* Start PASSAGE SHOWN *
# Qualtrics integration and pipeline
Demonstration of how we will generate archetypes from the *Qualtrics* responses both for the current car as well as for each vintage (i.e. archetype defined by `vehicle_type` and `fuel_type`)

In [2]:
##### implement logging #####
"https://docs.python.org/3/howto/logging.html"
import logging

logging.basicConfig(format='%(asctime)s %(levelname)s %(funcName)s %(message)s', filename='logging.log', level=logging.INFO)

## Qualtrics

In [3]:
import os

from QualtricsAPI.Setup import Credentials

from QualtricsAPI import Responses


In [None]:
TOKEN = os.environ.get("QUALTRICS_API_KEY")
DATA_CENTER = os.environ.get("QUALTRICS_BASE_URL").split(".")[0]


In [None]:
Credentials().qualtrics_api_credentials(token=TOKEN, data_center=DATA_CENTER)


In [None]:
r = Responses()
survey_id = "SV_6u4YzY24OAfhWfQ"
df_pre_study = r.get_survey_responses("SV_6u4YzY24OAfhWfQ")


In [None]:
df_pre_study.head()


## Workflow

In [4]:
import api.scrape as tcs

from api.helper import Car


In [None]:
Car.vehicle_classes


In [None]:
Car.fuel_types


In [6]:
car = Car("Mittelklasse", "Elektro", 15)
print(car)
* End PASSAGE SHOWN *
* Start DATA LINES *
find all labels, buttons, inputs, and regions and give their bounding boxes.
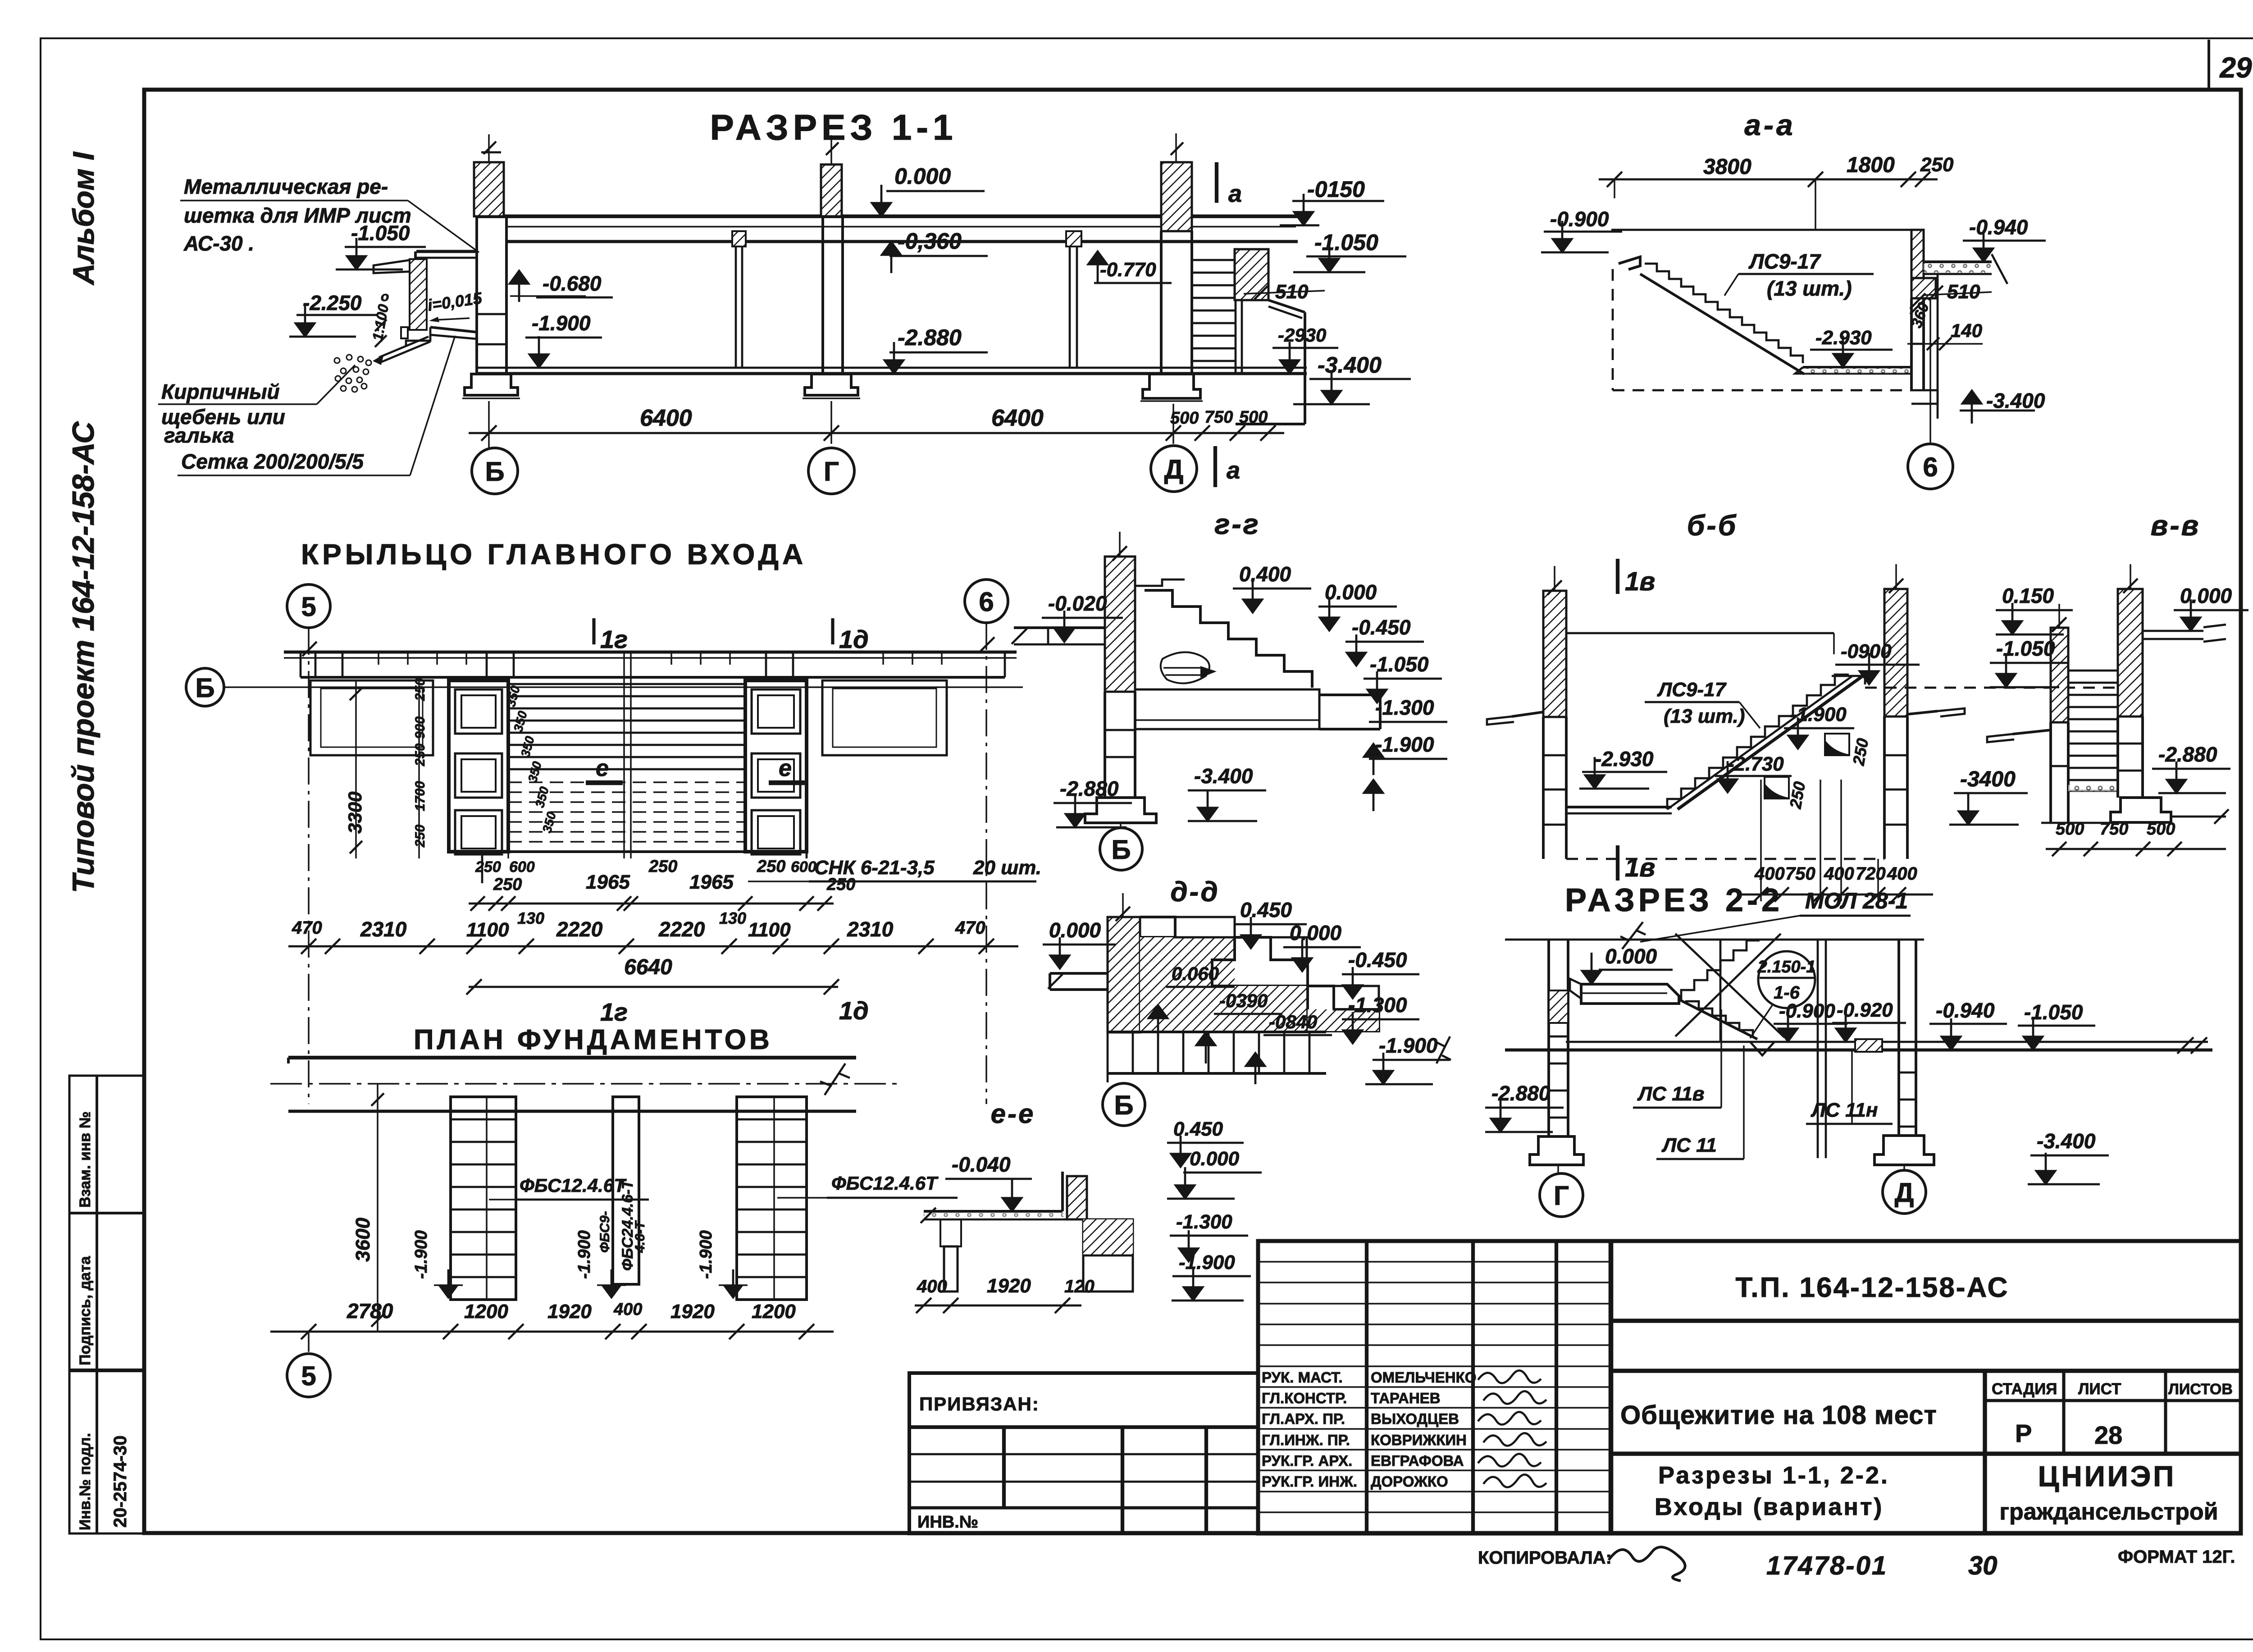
* End DATA LINES *
• _GIVEN INSTRUCTION_
Write the next part of the Qualtrics integration and pipeline notebook, picking up after the cell that creates and prints a `Car`.

• _REPLY_
vehicle_type:     Mittelklasse
fuel_type:        Elektro
fuel_consumption: 15


In [7]:
similar_cars = tcs.get_cars(
    car, km=20e3, canton="ZH", similar={"flag": True, "buffer": 1}, verbose=True
)


Extracted Tesla Model 3 ­
Extracted Tesla Model 3 Long Range


In [8]:
len(similar_cars)


2

In [9]:
def remove_unit(string):
    """Removes unit from string like 17'000 CHF/year -> float(17e3)

    Args:
        string (str): string with unit
    """
    number, unit = string.split(" ")
    number = number.replace("'", "")
    return float(number)


In [19]:
import pandas as pd


def generate_archetype(similar_cars, ndigits=2):
    """Generates an archetypical car from a list of similar cars

    Args:
        similar_cars (list of dict): returned by get_cars()
        ndigits (int): round average values to
    """
    car_attributes = []
    for c in similar_cars:
        costs = c["costs"]
        attrs = {
            "fix_cost": remove_unit(costs["Fixe Kosten"]),
            "variable_cost": remove_unit(costs["Variable Kosten"]),
            "cost_per_km": remove_unit(costs["Kilometerkosten"]),
        }

        try:
            reach = c["specs"]["Reichweite (NEFZ/WLTP)"].split(" / ")
            reach = float(reach[1])
        except:
            reach = None

        attrs["reach"] = reach
        car_attributes.append(attrs)

    car_attributes = pd.DataFrame(car_attributes)

    archetype = dict(round(car_attributes.mean(), ndigits=ndigits))

    return archetype


In [18]:
similar_cars[0]["specs"]["Reichweite (NEFZ/WLTP)"].split(" / ")[1]

'491'

In [20]:
archetype = generate_archetype(similar_cars)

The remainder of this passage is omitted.